== What the exercise asks ==
Below are the records; collect from them each line containing the string "알곤용착".

## Start Data provided

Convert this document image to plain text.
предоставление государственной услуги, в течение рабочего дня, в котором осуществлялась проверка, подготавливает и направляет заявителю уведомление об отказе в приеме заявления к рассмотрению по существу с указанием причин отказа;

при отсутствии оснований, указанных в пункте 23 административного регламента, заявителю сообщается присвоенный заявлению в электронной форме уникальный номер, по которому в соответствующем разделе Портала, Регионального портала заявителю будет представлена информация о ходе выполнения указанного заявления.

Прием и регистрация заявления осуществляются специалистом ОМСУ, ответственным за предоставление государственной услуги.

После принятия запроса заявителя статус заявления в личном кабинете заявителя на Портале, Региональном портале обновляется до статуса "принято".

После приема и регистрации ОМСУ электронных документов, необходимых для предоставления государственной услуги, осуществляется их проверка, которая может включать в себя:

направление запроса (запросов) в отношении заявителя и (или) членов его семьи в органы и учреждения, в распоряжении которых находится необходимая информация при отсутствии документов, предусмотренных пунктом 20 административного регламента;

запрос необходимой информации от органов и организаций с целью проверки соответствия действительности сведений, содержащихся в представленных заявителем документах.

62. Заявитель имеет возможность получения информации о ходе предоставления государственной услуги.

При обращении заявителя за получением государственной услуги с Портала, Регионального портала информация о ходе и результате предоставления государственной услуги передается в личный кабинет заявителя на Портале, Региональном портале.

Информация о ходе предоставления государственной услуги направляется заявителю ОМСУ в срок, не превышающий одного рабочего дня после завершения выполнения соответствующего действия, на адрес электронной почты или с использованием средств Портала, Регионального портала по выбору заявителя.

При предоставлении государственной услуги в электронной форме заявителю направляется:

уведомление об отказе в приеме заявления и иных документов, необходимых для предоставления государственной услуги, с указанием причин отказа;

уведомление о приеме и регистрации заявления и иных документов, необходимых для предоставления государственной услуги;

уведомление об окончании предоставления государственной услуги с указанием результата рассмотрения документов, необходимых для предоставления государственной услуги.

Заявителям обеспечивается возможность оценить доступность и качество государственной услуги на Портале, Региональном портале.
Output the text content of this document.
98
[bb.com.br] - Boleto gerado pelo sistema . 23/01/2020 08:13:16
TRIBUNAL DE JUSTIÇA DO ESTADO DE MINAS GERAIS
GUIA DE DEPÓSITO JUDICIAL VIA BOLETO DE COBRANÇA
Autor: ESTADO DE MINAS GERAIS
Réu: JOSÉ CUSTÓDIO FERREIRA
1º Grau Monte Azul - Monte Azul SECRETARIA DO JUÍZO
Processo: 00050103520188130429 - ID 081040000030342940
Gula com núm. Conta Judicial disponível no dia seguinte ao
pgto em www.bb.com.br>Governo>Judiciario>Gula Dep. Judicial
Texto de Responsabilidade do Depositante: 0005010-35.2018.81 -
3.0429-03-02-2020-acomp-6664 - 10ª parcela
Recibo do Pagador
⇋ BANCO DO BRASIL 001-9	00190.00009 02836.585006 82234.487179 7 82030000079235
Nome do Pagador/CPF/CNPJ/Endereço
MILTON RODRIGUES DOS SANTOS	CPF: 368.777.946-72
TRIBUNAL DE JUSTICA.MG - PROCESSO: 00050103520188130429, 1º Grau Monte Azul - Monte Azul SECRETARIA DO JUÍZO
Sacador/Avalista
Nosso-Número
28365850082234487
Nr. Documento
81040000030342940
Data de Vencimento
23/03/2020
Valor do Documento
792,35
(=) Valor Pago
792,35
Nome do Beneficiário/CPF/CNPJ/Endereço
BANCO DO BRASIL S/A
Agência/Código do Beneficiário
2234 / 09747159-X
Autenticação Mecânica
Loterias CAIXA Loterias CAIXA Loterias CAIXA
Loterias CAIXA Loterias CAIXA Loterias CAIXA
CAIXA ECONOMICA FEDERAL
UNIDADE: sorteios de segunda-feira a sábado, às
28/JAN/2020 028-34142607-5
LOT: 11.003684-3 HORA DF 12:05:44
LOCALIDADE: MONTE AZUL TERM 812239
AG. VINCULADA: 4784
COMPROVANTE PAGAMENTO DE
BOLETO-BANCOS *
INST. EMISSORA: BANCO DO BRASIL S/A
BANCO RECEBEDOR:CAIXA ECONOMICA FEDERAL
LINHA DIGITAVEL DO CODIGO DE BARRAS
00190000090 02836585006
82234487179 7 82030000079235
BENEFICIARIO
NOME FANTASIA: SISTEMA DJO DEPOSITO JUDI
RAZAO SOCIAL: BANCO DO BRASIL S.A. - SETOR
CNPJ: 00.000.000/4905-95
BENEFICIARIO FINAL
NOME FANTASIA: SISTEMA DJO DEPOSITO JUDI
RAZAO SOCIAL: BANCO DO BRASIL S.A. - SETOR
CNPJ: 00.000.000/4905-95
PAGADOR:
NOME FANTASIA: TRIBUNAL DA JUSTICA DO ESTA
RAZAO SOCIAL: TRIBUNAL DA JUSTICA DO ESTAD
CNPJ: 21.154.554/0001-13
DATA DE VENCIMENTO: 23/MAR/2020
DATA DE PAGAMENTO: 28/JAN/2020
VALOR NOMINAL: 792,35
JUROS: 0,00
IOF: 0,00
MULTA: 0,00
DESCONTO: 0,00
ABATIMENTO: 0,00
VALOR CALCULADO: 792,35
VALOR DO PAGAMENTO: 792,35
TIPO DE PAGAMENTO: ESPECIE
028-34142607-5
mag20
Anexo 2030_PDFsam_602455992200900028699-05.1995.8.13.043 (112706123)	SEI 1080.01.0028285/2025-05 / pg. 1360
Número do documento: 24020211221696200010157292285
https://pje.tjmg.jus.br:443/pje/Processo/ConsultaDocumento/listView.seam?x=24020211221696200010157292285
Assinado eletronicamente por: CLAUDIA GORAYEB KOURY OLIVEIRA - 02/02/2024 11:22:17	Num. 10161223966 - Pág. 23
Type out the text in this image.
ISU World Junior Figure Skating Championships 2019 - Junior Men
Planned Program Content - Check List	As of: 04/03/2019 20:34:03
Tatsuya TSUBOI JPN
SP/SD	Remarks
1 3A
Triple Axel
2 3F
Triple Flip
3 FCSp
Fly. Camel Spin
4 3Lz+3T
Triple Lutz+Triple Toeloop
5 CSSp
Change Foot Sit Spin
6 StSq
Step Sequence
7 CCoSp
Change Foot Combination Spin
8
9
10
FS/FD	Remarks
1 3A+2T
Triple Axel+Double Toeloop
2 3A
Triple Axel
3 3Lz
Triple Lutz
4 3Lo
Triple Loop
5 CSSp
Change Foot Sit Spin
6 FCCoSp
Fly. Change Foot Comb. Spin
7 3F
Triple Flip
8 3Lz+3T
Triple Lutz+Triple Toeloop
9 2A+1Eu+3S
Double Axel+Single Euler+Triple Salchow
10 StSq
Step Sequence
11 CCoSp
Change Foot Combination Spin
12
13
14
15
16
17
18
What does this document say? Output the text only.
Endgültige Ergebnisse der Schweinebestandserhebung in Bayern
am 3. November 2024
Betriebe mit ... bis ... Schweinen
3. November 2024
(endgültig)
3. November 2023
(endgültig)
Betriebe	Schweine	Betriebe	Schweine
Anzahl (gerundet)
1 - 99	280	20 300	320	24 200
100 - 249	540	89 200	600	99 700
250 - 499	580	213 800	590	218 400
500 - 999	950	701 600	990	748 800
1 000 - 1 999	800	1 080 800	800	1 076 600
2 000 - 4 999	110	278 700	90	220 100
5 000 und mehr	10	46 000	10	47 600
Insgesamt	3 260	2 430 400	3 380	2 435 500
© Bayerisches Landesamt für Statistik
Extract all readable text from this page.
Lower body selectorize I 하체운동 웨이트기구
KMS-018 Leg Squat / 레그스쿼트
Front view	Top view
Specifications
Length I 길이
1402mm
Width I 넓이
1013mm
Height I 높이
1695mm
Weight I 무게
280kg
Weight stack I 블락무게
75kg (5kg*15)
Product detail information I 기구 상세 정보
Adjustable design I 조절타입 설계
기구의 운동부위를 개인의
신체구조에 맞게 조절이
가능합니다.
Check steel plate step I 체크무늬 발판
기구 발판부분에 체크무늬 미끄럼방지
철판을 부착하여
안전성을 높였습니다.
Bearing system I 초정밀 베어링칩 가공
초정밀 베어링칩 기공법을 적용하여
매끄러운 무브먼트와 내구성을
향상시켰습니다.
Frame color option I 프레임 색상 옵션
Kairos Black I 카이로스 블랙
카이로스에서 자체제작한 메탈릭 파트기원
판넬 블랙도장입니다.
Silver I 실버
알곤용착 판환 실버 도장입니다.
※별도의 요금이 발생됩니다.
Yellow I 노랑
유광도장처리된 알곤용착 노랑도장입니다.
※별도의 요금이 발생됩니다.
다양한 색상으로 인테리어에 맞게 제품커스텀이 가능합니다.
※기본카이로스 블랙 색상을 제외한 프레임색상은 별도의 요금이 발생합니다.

## End Data provided

== Output of the task ==
알곤용착 판환 실버 도장입니다.
유광도장처리된 알곤용착 노랑도장입니다.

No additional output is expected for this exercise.